** start **

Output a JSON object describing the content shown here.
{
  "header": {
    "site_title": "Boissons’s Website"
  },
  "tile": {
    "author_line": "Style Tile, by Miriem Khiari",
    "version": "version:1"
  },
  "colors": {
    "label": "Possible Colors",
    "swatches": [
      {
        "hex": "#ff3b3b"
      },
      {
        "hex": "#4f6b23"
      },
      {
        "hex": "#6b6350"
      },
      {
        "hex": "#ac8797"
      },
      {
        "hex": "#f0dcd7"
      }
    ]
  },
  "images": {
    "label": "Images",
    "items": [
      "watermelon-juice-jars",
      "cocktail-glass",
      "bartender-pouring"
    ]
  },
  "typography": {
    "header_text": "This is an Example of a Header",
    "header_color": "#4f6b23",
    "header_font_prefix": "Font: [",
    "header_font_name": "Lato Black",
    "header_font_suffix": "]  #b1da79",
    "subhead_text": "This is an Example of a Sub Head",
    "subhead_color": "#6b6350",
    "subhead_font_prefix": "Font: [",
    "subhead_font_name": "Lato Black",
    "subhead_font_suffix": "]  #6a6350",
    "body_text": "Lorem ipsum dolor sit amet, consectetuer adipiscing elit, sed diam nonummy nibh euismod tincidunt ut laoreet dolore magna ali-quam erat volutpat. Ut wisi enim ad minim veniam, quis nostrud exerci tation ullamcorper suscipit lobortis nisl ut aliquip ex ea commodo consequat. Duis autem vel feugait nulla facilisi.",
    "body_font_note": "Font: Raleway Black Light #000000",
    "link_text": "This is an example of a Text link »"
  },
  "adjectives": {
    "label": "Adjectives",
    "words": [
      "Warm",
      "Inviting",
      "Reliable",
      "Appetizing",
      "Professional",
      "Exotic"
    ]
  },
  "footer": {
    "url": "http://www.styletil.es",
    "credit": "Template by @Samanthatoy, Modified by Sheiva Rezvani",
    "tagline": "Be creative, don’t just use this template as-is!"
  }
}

** end **

Repeat every entry exactly, please.

Output a JSON object describing the content shown here.
{
  "header": {
    "site_title": "Boissons’s Website"
  },
  "tile": {
    "author_line": "Style Tile, by Miriem Khiari",
    "version": "version:1"
  },
  "colors": {
    "label": "Possible Colors",
    "swatches": [
      {
        "hex": "#ff3b3b"
      },
      {
        "hex": "#4f6b23"
      },
      {
        "hex": "#6b6350"
      },
      {
        "hex": "#ac8797"
      },
      {
        "hex": "#f0dcd7"
      }
    ]
  },
  "images": {
    "label": "Images",
    "items": [
      "watermelon-juice-jars",
      "cocktail-glass",
      "bartender-pouring"
    ]
  },
  "typography": {
    "header_text": "This is an Example of a Header",
    "header_color": "#4f6b23",
    "header_font_prefix": "Font: [",
    "header_font_name": "Lato Black",
    "header_font_suffix": "]  #b1da79",
    "subhead_text": "This is an Example of a Sub Head",
    "subhead_color": "#6b6350",
    "subhead_font_prefix": "Font: [",
    "subhead_font_name": "Lato Black",
    "subhead_font_suffix": "]  #6a6350",
    "body_text": "Lorem ipsum dolor sit amet, consectetuer adipiscing elit, sed diam nonummy nibh euismod tincidunt ut laoreet dolore magna ali-quam erat volutpat. Ut wisi enim ad minim veniam, quis nostrud exerci tation ullamcorper suscipit lobortis nisl ut aliquip ex ea commodo consequat. Duis autem vel feugait nulla facilisi.",
    "body_font_note": "Font: Raleway Black Light #000000",
    "link_text": "This is an example of a Text link »"
  },
  "adjectives": {
    "label": "Adjectives",
    "words": [
      "Warm",
      "Inviting",
      "Reliable",
      "Appetizing",
      "Professional",
      "Exotic"
    ]
  },
  "footer": {
    "url": "http://www.styletil.es",
    "credit": "Template by @Samanthatoy, Modified by Sheiva Rezvani",
    "tagline": "Be creative, don’t just use this template as-is!"
  }
}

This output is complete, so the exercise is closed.